▸ **Given request**
Edit the entries in the stretch from the line containing "Decompose this screenshot" through the line containing "menu-news[interactable]: 资讯 (274, 2, 314, 19)" so that "screenshot" becomes "screen capture", leaving everything else unchanged, and give back only those lines.

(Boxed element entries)
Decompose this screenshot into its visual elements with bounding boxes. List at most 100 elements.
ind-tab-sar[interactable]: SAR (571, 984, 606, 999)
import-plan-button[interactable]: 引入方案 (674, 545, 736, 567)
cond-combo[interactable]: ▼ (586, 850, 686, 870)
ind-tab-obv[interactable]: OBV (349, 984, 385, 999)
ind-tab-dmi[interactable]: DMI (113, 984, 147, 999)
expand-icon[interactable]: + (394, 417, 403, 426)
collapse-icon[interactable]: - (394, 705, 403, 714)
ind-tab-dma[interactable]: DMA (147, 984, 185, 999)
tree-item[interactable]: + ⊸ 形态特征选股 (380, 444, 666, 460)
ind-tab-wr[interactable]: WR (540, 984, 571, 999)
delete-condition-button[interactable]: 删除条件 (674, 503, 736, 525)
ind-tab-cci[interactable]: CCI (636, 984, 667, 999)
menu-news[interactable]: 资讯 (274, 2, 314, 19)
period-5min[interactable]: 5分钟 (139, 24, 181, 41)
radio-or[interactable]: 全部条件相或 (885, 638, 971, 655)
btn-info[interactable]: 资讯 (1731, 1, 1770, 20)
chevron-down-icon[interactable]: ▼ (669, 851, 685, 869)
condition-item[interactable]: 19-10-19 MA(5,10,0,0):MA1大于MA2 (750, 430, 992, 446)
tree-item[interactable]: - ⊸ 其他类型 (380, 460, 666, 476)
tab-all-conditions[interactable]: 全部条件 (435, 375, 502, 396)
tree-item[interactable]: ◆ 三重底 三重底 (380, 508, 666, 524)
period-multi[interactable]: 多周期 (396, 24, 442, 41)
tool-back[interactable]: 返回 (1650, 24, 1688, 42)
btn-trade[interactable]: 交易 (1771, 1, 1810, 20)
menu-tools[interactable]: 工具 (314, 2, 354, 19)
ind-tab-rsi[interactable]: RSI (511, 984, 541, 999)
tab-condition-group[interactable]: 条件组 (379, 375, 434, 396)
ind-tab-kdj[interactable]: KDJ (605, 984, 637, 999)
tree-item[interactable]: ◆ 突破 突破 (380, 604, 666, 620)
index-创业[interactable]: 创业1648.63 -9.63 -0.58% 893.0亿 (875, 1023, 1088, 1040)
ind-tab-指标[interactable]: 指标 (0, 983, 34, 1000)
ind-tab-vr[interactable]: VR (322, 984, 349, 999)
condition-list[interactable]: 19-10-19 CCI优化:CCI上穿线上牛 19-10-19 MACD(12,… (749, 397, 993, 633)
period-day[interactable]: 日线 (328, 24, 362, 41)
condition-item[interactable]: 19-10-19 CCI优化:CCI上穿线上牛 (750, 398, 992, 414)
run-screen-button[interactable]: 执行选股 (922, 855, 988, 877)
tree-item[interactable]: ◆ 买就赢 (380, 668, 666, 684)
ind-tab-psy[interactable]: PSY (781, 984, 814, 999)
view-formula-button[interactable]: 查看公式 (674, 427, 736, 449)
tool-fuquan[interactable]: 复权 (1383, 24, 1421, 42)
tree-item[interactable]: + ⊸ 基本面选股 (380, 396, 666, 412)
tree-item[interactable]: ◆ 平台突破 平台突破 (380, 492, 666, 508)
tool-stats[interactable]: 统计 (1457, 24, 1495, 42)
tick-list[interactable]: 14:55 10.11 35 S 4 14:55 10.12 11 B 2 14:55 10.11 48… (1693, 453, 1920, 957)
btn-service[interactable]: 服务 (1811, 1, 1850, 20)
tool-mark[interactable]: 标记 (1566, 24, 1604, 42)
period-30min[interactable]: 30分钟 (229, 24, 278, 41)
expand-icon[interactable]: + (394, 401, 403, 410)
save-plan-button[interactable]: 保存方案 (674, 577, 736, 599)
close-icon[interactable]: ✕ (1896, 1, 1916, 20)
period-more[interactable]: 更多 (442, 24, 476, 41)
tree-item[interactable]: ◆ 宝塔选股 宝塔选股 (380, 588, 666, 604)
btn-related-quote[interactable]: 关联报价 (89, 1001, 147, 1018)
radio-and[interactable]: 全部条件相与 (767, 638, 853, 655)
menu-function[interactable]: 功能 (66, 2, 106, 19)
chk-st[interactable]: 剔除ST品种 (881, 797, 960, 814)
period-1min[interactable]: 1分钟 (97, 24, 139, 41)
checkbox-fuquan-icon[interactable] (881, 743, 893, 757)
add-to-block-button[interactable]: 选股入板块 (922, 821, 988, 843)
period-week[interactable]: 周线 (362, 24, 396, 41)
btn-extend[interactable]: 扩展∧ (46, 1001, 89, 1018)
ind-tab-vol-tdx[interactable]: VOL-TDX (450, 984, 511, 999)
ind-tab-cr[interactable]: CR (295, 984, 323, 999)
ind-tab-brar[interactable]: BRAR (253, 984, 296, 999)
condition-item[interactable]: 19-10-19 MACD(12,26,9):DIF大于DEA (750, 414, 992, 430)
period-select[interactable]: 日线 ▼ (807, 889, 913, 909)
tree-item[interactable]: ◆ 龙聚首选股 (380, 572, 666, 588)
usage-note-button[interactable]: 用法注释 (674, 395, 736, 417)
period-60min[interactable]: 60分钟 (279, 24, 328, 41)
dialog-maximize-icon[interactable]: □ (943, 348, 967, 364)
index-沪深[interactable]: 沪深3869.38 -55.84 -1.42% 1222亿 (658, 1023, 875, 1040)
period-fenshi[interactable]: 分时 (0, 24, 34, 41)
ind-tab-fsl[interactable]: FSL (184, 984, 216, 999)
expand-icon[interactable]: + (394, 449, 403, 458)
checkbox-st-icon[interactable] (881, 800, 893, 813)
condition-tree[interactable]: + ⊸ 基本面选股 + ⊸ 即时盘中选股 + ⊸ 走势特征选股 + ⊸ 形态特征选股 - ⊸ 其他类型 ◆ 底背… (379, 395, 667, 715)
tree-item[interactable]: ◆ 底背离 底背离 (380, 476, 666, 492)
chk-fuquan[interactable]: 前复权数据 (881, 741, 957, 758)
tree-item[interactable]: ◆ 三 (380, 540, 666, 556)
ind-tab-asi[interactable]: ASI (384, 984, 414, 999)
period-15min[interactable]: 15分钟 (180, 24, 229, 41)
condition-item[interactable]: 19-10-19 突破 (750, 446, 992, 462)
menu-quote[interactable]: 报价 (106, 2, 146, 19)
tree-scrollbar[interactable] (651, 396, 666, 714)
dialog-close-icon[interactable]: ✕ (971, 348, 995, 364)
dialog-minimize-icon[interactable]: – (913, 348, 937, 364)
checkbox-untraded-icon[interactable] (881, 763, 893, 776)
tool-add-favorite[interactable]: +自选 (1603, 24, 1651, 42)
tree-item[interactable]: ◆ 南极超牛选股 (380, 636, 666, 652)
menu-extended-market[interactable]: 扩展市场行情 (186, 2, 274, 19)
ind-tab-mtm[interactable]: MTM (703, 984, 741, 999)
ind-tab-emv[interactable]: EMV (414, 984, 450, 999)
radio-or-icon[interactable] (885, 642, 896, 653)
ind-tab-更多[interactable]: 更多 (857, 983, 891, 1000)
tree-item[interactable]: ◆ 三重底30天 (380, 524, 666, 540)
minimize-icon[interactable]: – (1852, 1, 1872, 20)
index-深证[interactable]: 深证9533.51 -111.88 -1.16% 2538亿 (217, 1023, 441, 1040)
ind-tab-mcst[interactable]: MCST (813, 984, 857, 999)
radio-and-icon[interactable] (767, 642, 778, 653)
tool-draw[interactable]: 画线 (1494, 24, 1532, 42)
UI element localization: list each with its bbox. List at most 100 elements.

--

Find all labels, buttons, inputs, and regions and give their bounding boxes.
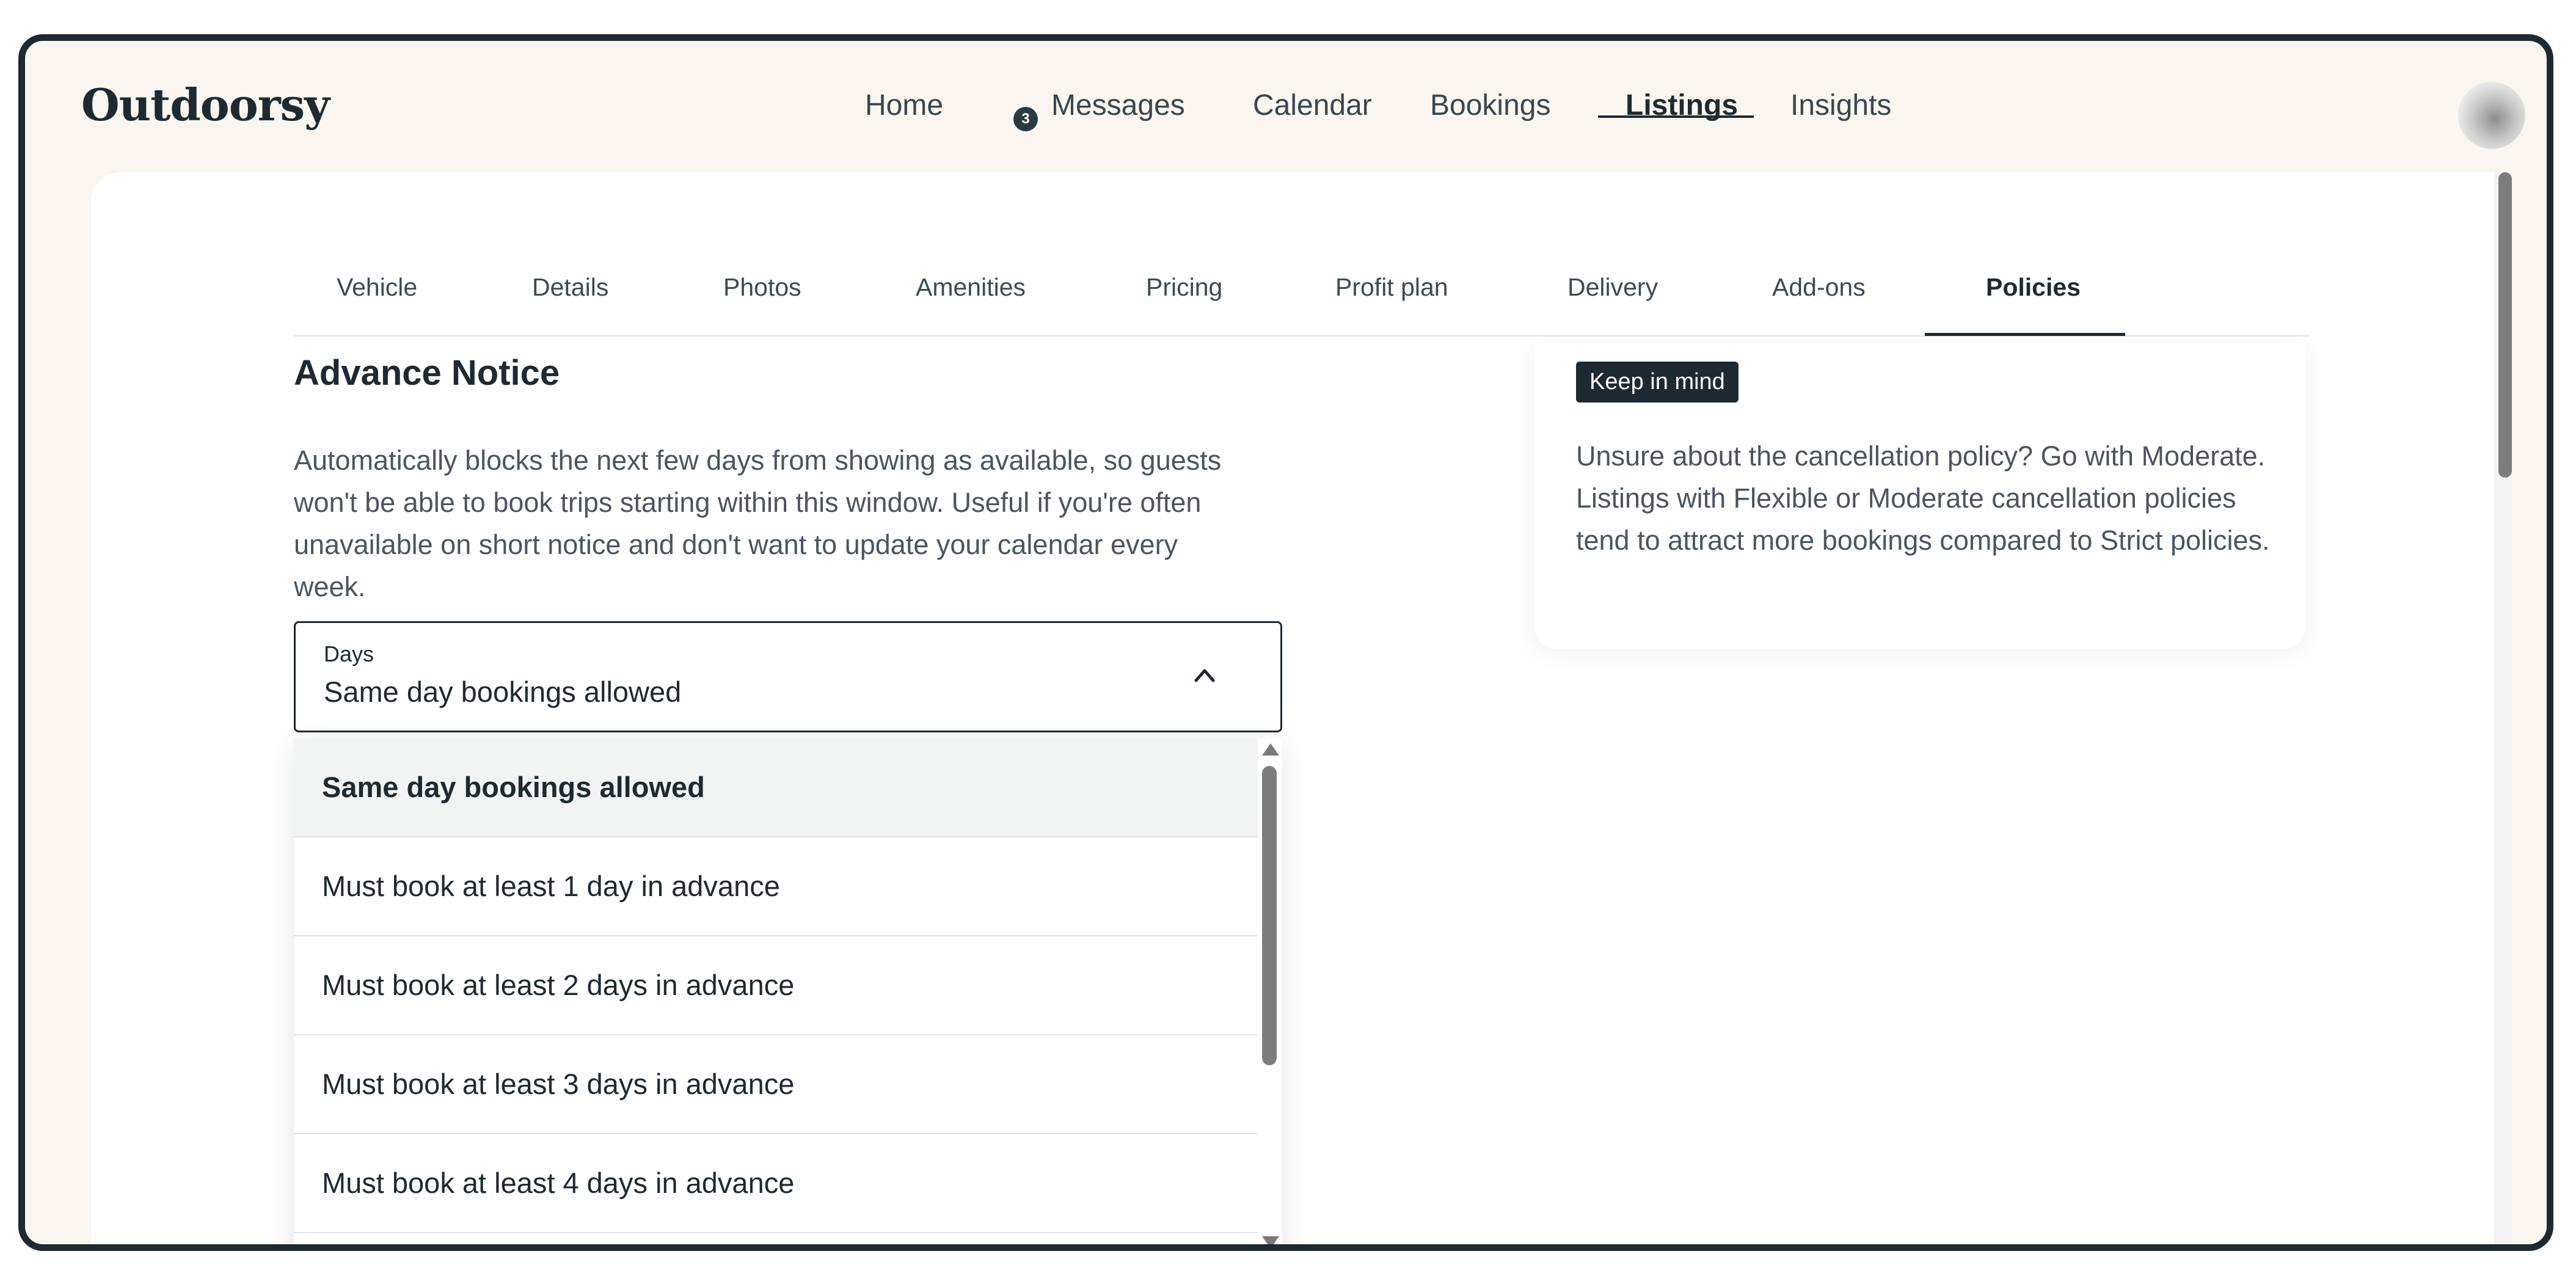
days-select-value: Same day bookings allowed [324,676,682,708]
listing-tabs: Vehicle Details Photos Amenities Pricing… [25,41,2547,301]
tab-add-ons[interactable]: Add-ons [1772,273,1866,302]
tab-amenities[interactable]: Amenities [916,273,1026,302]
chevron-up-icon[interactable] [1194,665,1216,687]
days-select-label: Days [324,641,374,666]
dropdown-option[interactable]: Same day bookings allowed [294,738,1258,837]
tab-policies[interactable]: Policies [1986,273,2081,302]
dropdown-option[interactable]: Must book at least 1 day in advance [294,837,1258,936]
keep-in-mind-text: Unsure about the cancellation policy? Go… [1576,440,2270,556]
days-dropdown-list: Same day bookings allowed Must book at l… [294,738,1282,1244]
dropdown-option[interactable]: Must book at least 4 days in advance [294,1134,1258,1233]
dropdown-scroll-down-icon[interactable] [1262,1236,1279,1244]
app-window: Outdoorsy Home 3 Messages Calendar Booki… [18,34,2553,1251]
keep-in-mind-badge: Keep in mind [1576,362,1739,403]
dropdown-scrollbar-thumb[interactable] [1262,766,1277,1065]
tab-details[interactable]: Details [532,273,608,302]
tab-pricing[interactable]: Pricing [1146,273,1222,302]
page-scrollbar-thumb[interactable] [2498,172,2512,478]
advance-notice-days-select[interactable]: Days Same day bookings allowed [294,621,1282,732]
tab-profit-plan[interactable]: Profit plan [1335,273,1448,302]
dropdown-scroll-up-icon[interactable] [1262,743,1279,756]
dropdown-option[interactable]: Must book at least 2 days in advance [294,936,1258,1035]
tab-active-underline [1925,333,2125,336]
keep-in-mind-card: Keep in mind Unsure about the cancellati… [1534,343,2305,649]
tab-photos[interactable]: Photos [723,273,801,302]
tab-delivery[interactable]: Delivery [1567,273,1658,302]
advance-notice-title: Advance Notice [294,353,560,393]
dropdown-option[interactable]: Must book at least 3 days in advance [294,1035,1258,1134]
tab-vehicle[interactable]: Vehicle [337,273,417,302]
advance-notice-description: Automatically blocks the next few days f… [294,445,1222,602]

▸ **Exercise answer**
Decompose this screen capture into its visual elements with bounding boxes. List at most 100 elements.
ind-tab-sar[interactable]: SAR (571, 984, 606, 999)
import-plan-button[interactable]: 引入方案 (674, 545, 736, 567)
cond-combo[interactable]: ▼ (586, 850, 686, 870)
ind-tab-obv[interactable]: OBV (349, 984, 385, 999)
ind-tab-dmi[interactable]: DMI (113, 984, 147, 999)
expand-icon[interactable]: + (394, 417, 403, 426)
collapse-icon[interactable]: - (394, 705, 403, 714)
ind-tab-dma[interactable]: DMA (147, 984, 185, 999)
tree-item[interactable]: + ⊸ 形态特征选股 (380, 444, 666, 460)
ind-tab-wr[interactable]: WR (540, 984, 571, 999)
delete-condition-button[interactable]: 删除条件 (674, 503, 736, 525)
ind-tab-cci[interactable]: CCI (636, 984, 667, 999)
menu-news[interactable]: 资讯 (274, 2, 314, 19)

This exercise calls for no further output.